## ROWS

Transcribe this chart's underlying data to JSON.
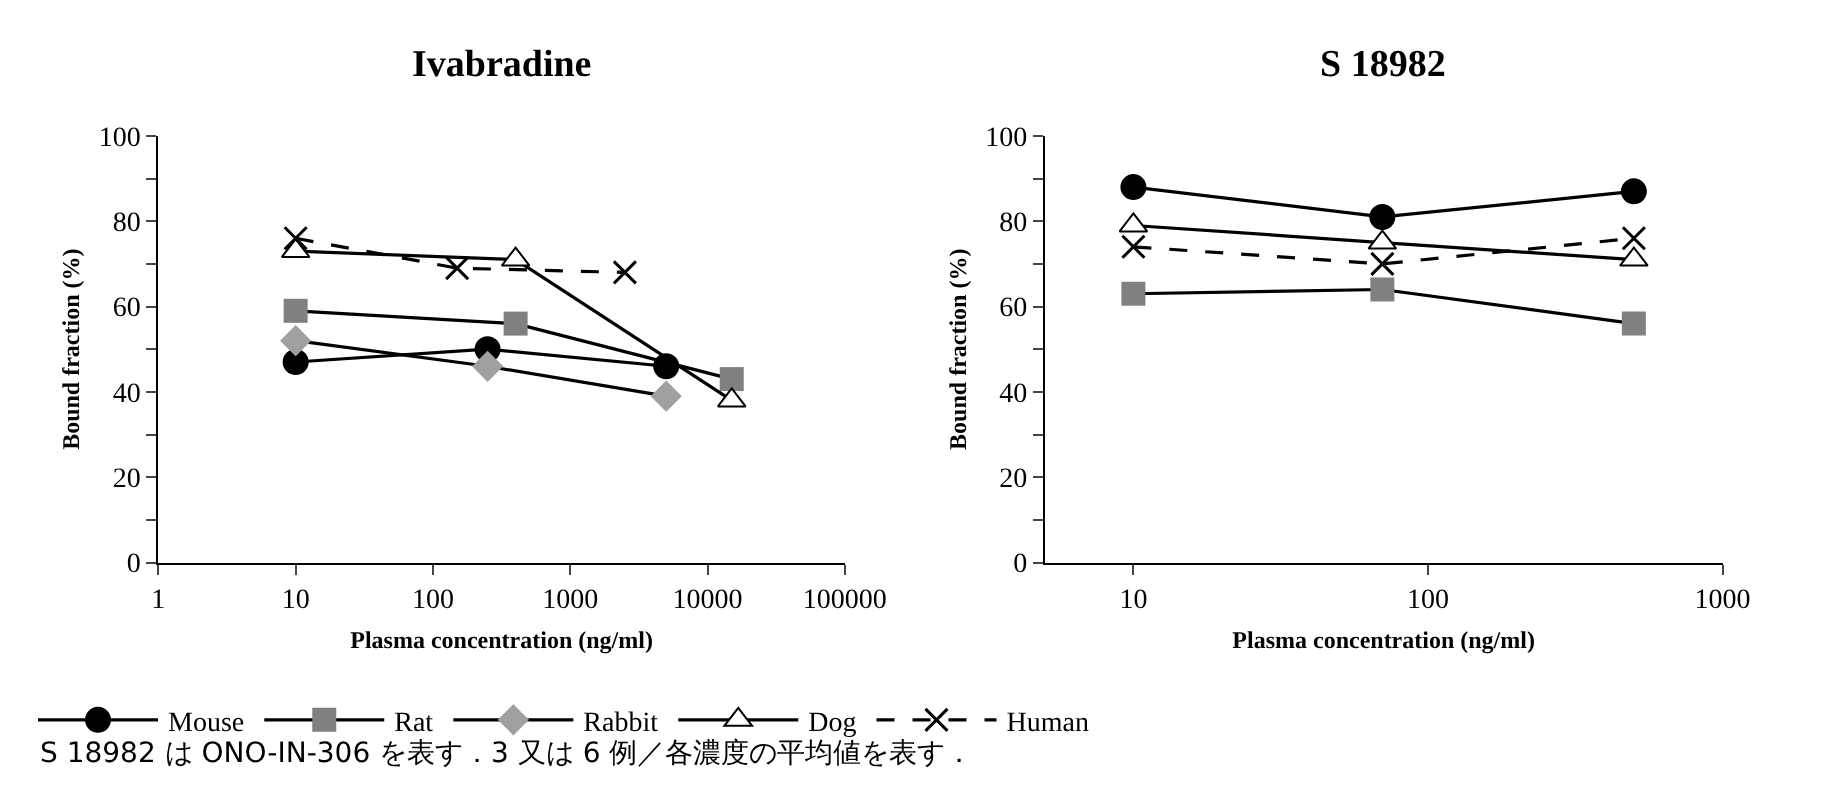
{
  "chart_data": [
    {
      "type": "line",
      "title": "Ivabradine",
      "xlabel": "Plasma concentration (ng/ml)",
      "ylabel": "Bound fraction (%)",
      "log": "x",
      "xlim": [
        1,
        100000
      ],
      "xticks": [
        1,
        10,
        100,
        1000,
        10000,
        100000
      ],
      "ylim": [
        0,
        100
      ],
      "yticks": [
        0,
        {
          "value": 10,
          "label": null
        },
        20,
        {
          "value": 30,
          "label": null
        },
        40,
        {
          "value": 50,
          "label": null
        },
        60,
        {
          "value": 70,
          "label": null
        },
        80,
        {
          "value": 90,
          "label": null
        },
        100
      ],
      "legend": "bottom",
      "annotations": [
        "S 18982 は ONO-IN-306 を表す．3 又は 6 例／各濃度の平均値を表す．"
      ],
      "series": [
        {
          "name": "Mouse",
          "color": "#000000",
          "marker": "circle",
          "line_style": "solid",
          "x": [
            10,
            250,
            5000
          ],
          "values": [
            47,
            50,
            46
          ]
        },
        {
          "name": "Rat",
          "color": "#808080",
          "marker": "square",
          "line_style": "solid",
          "x": [
            10,
            400,
            15000
          ],
          "values": [
            59,
            56,
            43
          ]
        },
        {
          "name": "Rabbit",
          "color": "#a0a0a0",
          "marker": "diamond",
          "line_style": "solid",
          "x": [
            10,
            250,
            5000
          ],
          "values": [
            52,
            46,
            39
          ]
        },
        {
          "name": "Dog",
          "color": "#ffffff",
          "marker": "triangle",
          "line_style": "solid",
          "x": [
            10,
            400,
            15000
          ],
          "values": [
            73,
            71,
            38
          ]
        },
        {
          "name": "Human",
          "color": "#000000",
          "marker": "cross",
          "line_style": "dashed",
          "x": [
            10,
            150,
            2500
          ],
          "values": [
            76,
            69,
            68
          ]
        }
      ]
    },
    {
      "type": "line",
      "title": "S 18982",
      "xlabel": "Plasma concentration (ng/ml)",
      "ylabel": "Bound fraction (%)",
      "log": "x",
      "xlim": [
        5,
        1000
      ],
      "xticks": [
        10,
        100,
        1000
      ],
      "ylim": [
        0,
        100
      ],
      "yticks": [
        0,
        {
          "value": 10,
          "label": null
        },
        20,
        {
          "value": 30,
          "label": null
        },
        40,
        {
          "value": 50,
          "label": null
        },
        60,
        {
          "value": 70,
          "label": null
        },
        80,
        {
          "value": 90,
          "label": null
        },
        100
      ],
      "series": [
        {
          "name": "Mouse",
          "color": "#000000",
          "marker": "circle",
          "line_style": "solid",
          "x": [
            10,
            70,
            500
          ],
          "values": [
            88,
            81,
            87
          ]
        },
        {
          "name": "Rat",
          "color": "#808080",
          "marker": "square",
          "line_style": "solid",
          "x": [
            10,
            70,
            500
          ],
          "values": [
            63,
            64,
            56
          ]
        },
        {
          "name": "Dog",
          "color": "#ffffff",
          "marker": "triangle",
          "line_style": "solid",
          "x": [
            10,
            70,
            500
          ],
          "values": [
            79,
            75,
            71
          ]
        },
        {
          "name": "Human",
          "color": "#000000",
          "marker": "cross",
          "line_style": "dashed",
          "x": [
            10,
            70,
            500
          ],
          "values": [
            74,
            70,
            76
          ]
        }
      ]
    }
  ]
}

## THE TASK
Copy each line in full and exactly, omitting any picture.

## FULL RESPONSE
Transcribe this chart's underlying data to JSON.
{
  "chart_data": [
    {
      "type": "line",
      "title": "Ivabradine",
      "xlabel": "Plasma concentration (ng/ml)",
      "ylabel": "Bound fraction (%)",
      "log": "x",
      "xlim": [
        1,
        100000
      ],
      "xticks": [
        1,
        10,
        100,
        1000,
        10000,
        100000
      ],
      "ylim": [
        0,
        100
      ],
      "yticks": [
        0,
        {
          "value": 10,
          "label": null
        },
        20,
        {
          "value": 30,
          "label": null
        },
        40,
        {
          "value": 50,
          "label": null
        },
        60,
        {
          "value": 70,
          "label": null
        },
        80,
        {
          "value": 90,
          "label": null
        },
        100
      ],
      "legend": "bottom",
      "annotations": [
        "S 18982 は ONO-IN-306 を表す．3 又は 6 例／各濃度の平均値を表す．"
      ],
      "series": [
        {
          "name": "Mouse",
          "color": "#000000",
          "marker": "circle",
          "line_style": "solid",
          "x": [
            10,
            250,
            5000
          ],
          "values": [
            47,
            50,
            46
          ]
        },
        {
          "name": "Rat",
          "color": "#808080",
          "marker": "square",
          "line_style": "solid",
          "x": [
            10,
            400,
            15000
          ],
          "values": [
            59,
            56,
            43
          ]
        },
        {
          "name": "Rabbit",
          "color": "#a0a0a0",
          "marker": "diamond",
          "line_style": "solid",
          "x": [
            10,
            250,
            5000
          ],
          "values": [
            52,
            46,
            39
          ]
        },
        {
          "name": "Dog",
          "color": "#ffffff",
          "marker": "triangle",
          "line_style": "solid",
          "x": [
            10,
            400,
            15000
          ],
          "values": [
            73,
            71,
            38
          ]
        },
        {
          "name": "Human",
          "color": "#000000",
          "marker": "cross",
          "line_style": "dashed",
          "x": [
            10,
            150,
            2500
          ],
          "values": [
            76,
            69,
            68
          ]
        }
      ]
    },
    {
      "type": "line",
      "title": "S 18982",
      "xlabel": "Plasma concentration (ng/ml)",
      "ylabel": "Bound fraction (%)",
      "log": "x",
      "xlim": [
        5,
        1000
      ],
      "xticks": [
        10,
        100,
        1000
      ],
      "ylim": [
        0,
        100
      ],
      "yticks": [
        0,
        {
          "value": 10,
          "label": null
        },
        20,
        {
          "value": 30,
          "label": null
        },
        40,
        {
          "value": 50,
          "label": null
        },
        60,
        {
          "value": 70,
          "label": null
        },
        80,
        {
          "value": 90,
          "label": null
        },
        100
      ],
      "series": [
        {
          "name": "Mouse",
          "color": "#000000",
          "marker": "circle",
          "line_style": "solid",
          "x": [
            10,
            70,
            500
          ],
          "values": [
            88,
            81,
            87
          ]
        },
        {
          "name": "Rat",
          "color": "#808080",
          "marker": "square",
          "line_style": "solid",
          "x": [
            10,
            70,
            500
          ],
          "values": [
            63,
            64,
            56
          ]
        },
        {
          "name": "Dog",
          "color": "#ffffff",
          "marker": "triangle",
          "line_style": "solid",
          "x": [
            10,
            70,
            500
          ],
          "values": [
            79,
            75,
            71
          ]
        },
        {
          "name": "Human",
          "color": "#000000",
          "marker": "cross",
          "line_style": "dashed",
          "x": [
            10,
            70,
            500
          ],
          "values": [
            74,
            70,
            76
          ]
        }
      ]
    }
  ]
}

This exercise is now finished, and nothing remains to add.